━━ DATA EXTRACT
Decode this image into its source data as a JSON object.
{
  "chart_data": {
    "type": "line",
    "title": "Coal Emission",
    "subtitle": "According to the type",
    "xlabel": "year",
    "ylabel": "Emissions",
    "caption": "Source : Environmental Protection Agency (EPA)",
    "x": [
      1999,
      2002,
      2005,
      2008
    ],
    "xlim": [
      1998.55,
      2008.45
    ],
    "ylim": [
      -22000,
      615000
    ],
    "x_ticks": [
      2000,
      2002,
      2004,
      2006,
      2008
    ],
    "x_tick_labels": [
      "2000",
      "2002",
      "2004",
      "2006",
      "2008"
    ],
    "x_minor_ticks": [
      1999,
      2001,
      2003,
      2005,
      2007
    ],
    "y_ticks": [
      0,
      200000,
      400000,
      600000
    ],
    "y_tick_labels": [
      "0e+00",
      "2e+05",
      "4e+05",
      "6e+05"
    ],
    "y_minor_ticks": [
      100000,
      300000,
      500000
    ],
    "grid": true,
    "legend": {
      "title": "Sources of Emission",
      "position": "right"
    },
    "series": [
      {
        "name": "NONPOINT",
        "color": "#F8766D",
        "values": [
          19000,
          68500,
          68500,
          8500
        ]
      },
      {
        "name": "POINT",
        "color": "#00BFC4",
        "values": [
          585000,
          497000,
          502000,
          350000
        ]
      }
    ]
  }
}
━━━━
━━ DATA EXTRACT
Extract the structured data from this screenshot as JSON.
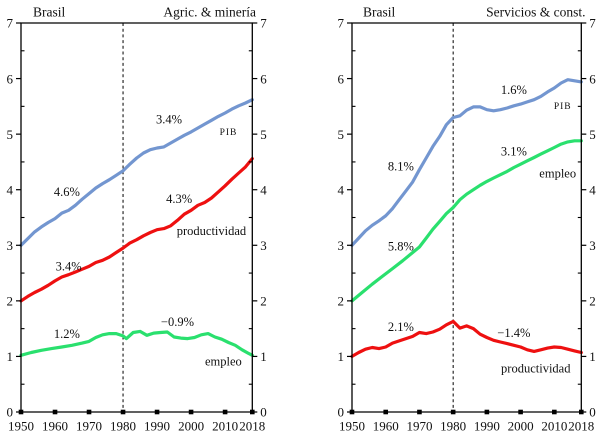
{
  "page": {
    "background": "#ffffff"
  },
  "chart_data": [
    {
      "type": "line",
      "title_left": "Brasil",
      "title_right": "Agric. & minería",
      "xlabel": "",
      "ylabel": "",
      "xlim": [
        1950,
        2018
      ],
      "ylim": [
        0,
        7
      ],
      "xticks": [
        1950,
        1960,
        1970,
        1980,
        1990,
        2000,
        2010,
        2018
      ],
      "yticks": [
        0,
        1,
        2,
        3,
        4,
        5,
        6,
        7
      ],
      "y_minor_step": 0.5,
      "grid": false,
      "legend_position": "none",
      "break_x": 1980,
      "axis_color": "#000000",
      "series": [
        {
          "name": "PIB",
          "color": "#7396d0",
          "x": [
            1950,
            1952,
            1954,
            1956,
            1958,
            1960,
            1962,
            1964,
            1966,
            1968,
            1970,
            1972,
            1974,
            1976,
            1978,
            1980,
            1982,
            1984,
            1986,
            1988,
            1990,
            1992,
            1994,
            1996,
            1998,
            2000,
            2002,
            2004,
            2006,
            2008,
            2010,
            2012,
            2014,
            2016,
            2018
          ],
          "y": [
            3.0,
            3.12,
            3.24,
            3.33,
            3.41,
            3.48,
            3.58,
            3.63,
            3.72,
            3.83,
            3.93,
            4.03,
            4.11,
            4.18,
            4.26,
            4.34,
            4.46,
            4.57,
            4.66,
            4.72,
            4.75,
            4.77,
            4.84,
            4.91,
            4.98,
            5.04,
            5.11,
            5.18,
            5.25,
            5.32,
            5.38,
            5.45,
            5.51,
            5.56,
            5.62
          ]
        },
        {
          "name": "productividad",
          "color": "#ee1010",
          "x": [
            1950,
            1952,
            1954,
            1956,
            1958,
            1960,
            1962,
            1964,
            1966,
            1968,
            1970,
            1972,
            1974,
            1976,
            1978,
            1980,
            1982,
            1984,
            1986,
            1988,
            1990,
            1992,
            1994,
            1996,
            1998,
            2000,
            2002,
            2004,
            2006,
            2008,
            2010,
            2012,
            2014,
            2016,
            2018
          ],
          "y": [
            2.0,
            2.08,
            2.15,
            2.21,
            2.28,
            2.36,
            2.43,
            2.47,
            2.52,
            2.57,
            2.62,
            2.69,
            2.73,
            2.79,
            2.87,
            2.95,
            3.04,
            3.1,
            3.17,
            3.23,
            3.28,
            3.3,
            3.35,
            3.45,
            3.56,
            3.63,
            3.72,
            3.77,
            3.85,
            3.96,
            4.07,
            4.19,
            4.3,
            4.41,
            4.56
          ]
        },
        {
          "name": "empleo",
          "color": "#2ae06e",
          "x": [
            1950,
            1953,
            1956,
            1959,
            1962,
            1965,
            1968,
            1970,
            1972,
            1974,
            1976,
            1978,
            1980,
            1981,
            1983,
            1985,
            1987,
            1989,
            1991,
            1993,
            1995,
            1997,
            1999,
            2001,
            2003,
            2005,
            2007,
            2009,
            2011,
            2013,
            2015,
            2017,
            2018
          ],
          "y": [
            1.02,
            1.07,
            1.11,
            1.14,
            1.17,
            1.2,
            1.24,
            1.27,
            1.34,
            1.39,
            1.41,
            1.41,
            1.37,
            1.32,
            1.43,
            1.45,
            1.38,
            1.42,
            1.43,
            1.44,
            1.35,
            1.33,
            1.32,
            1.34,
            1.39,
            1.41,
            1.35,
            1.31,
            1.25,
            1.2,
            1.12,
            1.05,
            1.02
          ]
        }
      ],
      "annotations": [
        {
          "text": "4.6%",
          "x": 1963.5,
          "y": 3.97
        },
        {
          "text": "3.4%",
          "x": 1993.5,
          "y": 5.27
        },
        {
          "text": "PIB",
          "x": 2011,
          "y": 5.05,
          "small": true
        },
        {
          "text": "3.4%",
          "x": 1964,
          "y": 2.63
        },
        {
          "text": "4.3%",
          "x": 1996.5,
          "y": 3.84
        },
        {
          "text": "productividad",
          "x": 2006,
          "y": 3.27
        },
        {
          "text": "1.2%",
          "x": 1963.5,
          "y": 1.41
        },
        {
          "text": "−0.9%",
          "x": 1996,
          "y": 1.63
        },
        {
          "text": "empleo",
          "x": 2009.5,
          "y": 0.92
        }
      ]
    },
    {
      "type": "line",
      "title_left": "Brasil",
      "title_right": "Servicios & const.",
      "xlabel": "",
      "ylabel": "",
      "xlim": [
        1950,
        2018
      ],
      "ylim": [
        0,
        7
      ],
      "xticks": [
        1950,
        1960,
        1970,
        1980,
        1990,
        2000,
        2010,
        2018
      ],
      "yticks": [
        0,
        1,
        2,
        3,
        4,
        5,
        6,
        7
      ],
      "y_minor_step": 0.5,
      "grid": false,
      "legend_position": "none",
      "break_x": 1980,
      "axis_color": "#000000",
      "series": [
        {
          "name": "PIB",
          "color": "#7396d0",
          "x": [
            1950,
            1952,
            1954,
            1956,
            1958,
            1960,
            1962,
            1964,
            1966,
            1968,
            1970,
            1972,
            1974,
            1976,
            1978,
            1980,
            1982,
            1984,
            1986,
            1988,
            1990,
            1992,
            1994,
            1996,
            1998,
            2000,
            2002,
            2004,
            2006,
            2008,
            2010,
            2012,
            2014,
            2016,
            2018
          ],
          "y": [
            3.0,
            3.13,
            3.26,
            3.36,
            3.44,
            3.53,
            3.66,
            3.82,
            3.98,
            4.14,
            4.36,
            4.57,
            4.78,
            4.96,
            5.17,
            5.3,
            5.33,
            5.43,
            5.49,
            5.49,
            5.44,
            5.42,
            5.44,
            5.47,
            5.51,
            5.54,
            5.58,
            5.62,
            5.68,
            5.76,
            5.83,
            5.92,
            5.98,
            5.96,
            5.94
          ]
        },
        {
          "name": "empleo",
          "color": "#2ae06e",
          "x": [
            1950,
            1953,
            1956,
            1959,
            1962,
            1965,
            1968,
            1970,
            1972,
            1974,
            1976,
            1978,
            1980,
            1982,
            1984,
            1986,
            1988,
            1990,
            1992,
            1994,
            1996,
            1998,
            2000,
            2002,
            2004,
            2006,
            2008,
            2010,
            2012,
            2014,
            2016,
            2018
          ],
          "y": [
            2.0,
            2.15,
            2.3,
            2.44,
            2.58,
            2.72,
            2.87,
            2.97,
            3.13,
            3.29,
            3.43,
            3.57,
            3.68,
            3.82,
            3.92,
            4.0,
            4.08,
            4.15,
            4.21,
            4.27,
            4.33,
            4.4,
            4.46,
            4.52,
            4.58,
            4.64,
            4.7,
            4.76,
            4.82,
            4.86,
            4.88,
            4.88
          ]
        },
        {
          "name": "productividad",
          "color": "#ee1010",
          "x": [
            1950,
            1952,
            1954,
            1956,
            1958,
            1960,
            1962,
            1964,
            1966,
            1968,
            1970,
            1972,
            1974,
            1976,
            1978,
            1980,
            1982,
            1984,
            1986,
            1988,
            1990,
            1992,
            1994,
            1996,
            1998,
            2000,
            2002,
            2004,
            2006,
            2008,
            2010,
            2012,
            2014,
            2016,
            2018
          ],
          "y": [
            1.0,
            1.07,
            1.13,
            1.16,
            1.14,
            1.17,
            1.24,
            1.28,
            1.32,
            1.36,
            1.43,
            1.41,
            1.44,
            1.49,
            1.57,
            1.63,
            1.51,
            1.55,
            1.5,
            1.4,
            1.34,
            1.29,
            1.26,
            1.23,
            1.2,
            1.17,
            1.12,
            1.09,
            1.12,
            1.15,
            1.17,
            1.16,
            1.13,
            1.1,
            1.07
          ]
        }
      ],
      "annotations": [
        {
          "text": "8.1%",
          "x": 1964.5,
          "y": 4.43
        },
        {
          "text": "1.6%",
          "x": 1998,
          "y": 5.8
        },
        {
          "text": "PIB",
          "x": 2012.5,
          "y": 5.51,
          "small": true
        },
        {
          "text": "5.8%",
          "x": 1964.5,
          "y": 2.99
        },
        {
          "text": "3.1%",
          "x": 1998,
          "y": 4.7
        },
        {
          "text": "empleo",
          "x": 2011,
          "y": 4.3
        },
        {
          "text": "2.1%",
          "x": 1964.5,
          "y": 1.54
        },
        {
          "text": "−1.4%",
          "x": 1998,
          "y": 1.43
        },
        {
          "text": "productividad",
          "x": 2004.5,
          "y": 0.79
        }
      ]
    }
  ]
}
━━━━
**PROBLEM TO SOLVE**
Where a line in the entries holds "this", copy that line.

**THE COMPLETED TASK**
Decode this image into its source data as a JSON object.
Extract the structured data from this screenshot as JSON.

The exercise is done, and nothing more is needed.